_Instructions to follow_
Skip the images. Copy the records exactly as written.

_Exercise materials_
————

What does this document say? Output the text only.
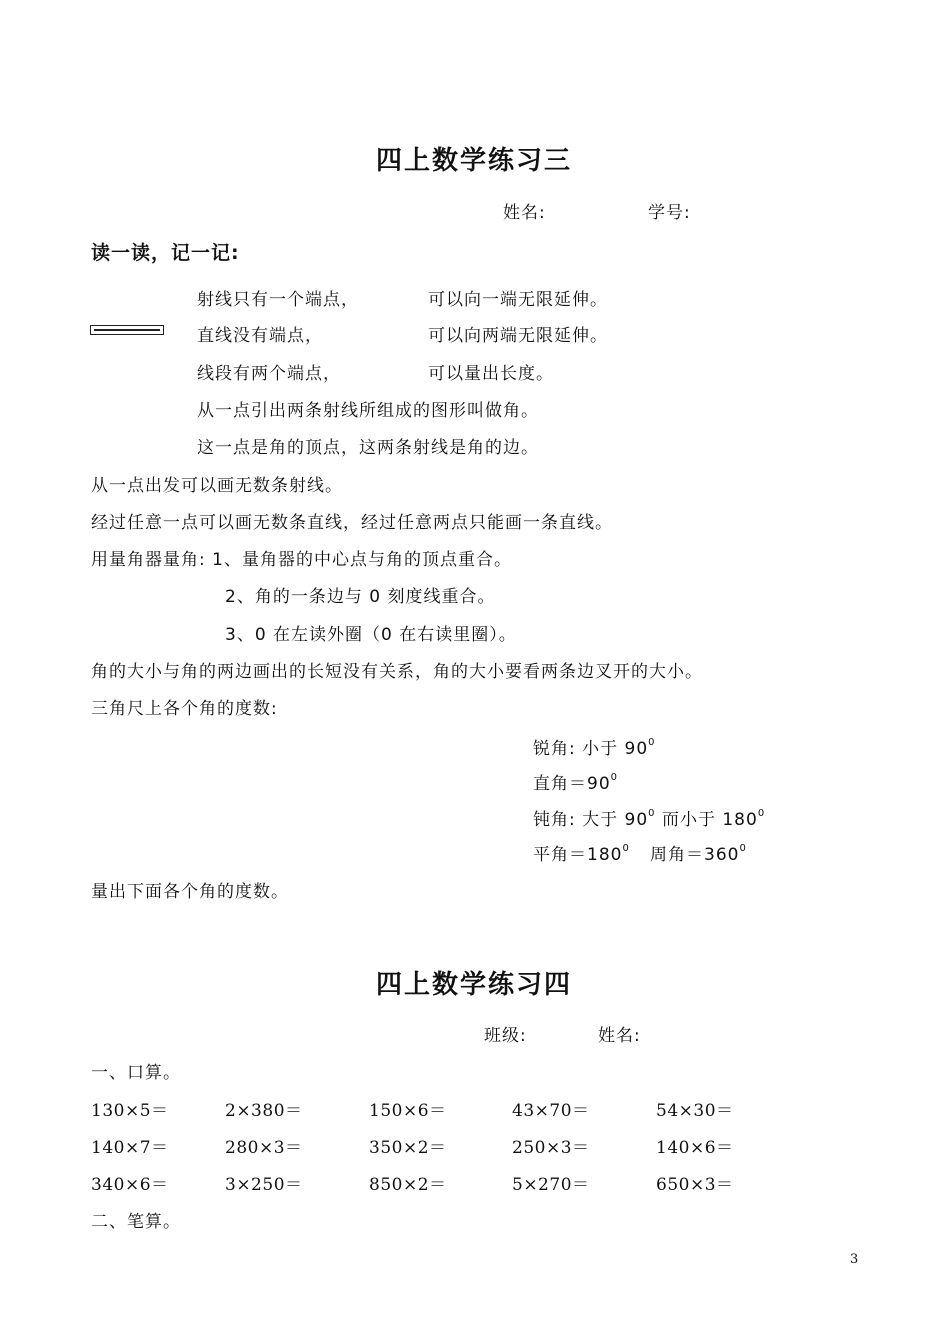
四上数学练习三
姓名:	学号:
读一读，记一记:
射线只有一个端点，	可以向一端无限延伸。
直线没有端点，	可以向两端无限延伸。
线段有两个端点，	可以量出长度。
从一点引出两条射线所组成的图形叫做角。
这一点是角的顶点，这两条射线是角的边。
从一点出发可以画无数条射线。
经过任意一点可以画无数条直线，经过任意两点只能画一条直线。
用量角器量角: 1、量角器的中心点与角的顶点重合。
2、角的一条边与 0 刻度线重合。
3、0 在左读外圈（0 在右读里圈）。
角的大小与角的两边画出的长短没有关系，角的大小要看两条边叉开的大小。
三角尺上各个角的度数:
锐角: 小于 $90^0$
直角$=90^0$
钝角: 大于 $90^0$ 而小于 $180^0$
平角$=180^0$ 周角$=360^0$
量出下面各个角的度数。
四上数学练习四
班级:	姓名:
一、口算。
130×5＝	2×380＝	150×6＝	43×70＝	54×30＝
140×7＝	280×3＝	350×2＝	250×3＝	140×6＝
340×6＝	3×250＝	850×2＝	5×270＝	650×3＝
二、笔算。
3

————

_In response_
What does this document say? Output the text only.
四上数学练习三
姓名:	学号:
读一读，记一记:
射线只有一个端点，	可以向一端无限延伸。
直线没有端点，	可以向两端无限延伸。
线段有两个端点，	可以量出长度。
从一点引出两条射线所组成的图形叫做角。
这一点是角的顶点，这两条射线是角的边。
从一点出发可以画无数条射线。
经过任意一点可以画无数条直线，经过任意两点只能画一条直线。
用量角器量角: 1、量角器的中心点与角的顶点重合。
2、角的一条边与 0 刻度线重合。
3、0 在左读外圈（0 在右读里圈）。
角的大小与角的两边画出的长短没有关系，角的大小要看两条边叉开的大小。
三角尺上各个角的度数:
锐角: 小于 $90^0$
直角$=90^0$
钝角: 大于 $90^0$ 而小于 $180^0$
平角$=180^0$ 周角$=360^0$
量出下面各个角的度数。
四上数学练习四
班级:	姓名:
一、口算。
130×5＝	2×380＝	150×6＝	43×70＝	54×30＝
140×7＝	280×3＝	350×2＝	250×3＝	140×6＝
340×6＝	3×250＝	850×2＝	5×270＝	650×3＝
二、笔算。
3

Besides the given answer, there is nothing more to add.